Exercise requirements: Can you reproduce the data beneath, keeping every line exact?

Materials provided:
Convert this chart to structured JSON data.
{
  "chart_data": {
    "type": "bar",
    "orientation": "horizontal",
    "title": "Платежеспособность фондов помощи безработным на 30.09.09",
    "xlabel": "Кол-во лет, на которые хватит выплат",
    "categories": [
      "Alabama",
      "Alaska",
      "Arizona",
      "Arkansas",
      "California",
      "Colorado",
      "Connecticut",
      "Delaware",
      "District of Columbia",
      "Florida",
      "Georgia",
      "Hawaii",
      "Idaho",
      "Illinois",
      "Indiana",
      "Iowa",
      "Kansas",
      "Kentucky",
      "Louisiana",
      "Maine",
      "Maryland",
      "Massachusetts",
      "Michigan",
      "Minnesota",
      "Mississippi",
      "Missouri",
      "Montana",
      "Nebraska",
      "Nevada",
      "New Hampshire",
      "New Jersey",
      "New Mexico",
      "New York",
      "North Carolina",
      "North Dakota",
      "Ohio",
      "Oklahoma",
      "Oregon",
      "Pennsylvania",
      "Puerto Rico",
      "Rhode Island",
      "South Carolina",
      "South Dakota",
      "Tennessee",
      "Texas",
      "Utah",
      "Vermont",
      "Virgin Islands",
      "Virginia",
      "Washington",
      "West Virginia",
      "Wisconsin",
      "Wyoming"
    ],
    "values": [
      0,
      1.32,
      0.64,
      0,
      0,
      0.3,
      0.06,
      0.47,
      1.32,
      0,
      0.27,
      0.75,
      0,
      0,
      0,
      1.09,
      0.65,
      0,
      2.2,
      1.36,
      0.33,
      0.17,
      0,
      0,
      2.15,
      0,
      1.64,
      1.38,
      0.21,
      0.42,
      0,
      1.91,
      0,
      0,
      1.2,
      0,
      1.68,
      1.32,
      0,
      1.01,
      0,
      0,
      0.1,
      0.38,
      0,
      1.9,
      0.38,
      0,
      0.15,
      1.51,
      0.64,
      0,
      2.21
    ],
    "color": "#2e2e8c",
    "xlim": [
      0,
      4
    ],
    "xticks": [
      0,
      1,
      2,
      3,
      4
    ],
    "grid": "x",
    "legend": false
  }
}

Answer to the exercise:
Convert this chart to structured JSON data.
{
  "chart_data": {
    "type": "bar",
    "orientation": "horizontal",
    "title": "Платежеспособность фондов помощи безработным на 30.09.09",
    "xlabel": "Кол-во лет, на которые хватит выплат",
    "categories": [
      "Alabama",
      "Alaska",
      "Arizona",
      "Arkansas",
      "California",
      "Colorado",
      "Connecticut",
      "Delaware",
      "District of Columbia",
      "Florida",
      "Georgia",
      "Hawaii",
      "Idaho",
      "Illinois",
      "Indiana",
      "Iowa",
      "Kansas",
      "Kentucky",
      "Louisiana",
      "Maine",
      "Maryland",
      "Massachusetts",
      "Michigan",
      "Minnesota",
      "Mississippi",
      "Missouri",
      "Montana",
      "Nebraska",
      "Nevada",
      "New Hampshire",
      "New Jersey",
      "New Mexico",
      "New York",
      "North Carolina",
      "North Dakota",
      "Ohio",
      "Oklahoma",
      "Oregon",
      "Pennsylvania",
      "Puerto Rico",
      "Rhode Island",
      "South Carolina",
      "South Dakota",
      "Tennessee",
      "Texas",
      "Utah",
      "Vermont",
      "Virgin Islands",
      "Virginia",
      "Washington",
      "West Virginia",
      "Wisconsin",
      "Wyoming"
    ],
    "values": [
      0,
      1.32,
      0.64,
      0,
      0,
      0.3,
      0.06,
      0.47,
      1.32,
      0,
      0.27,
      0.75,
      0,
      0,
      0,
      1.09,
      0.65,
      0,
      2.2,
      1.36,
      0.33,
      0.17,
      0,
      0,
      2.15,
      0,
      1.64,
      1.38,
      0.21,
      0.42,
      0,
      1.91,
      0,
      0,
      1.2,
      0,
      1.68,
      1.32,
      0,
      1.01,
      0,
      0,
      0.1,
      0.38,
      0,
      1.9,
      0.38,
      0,
      0.15,
      1.51,
      0.64,
      0,
      2.21
    ],
    "color": "#2e2e8c",
    "xlim": [
      0,
      4
    ],
    "xticks": [
      0,
      1,
      2,
      3,
      4
    ],
    "grid": "x",
    "legend": false
  }
}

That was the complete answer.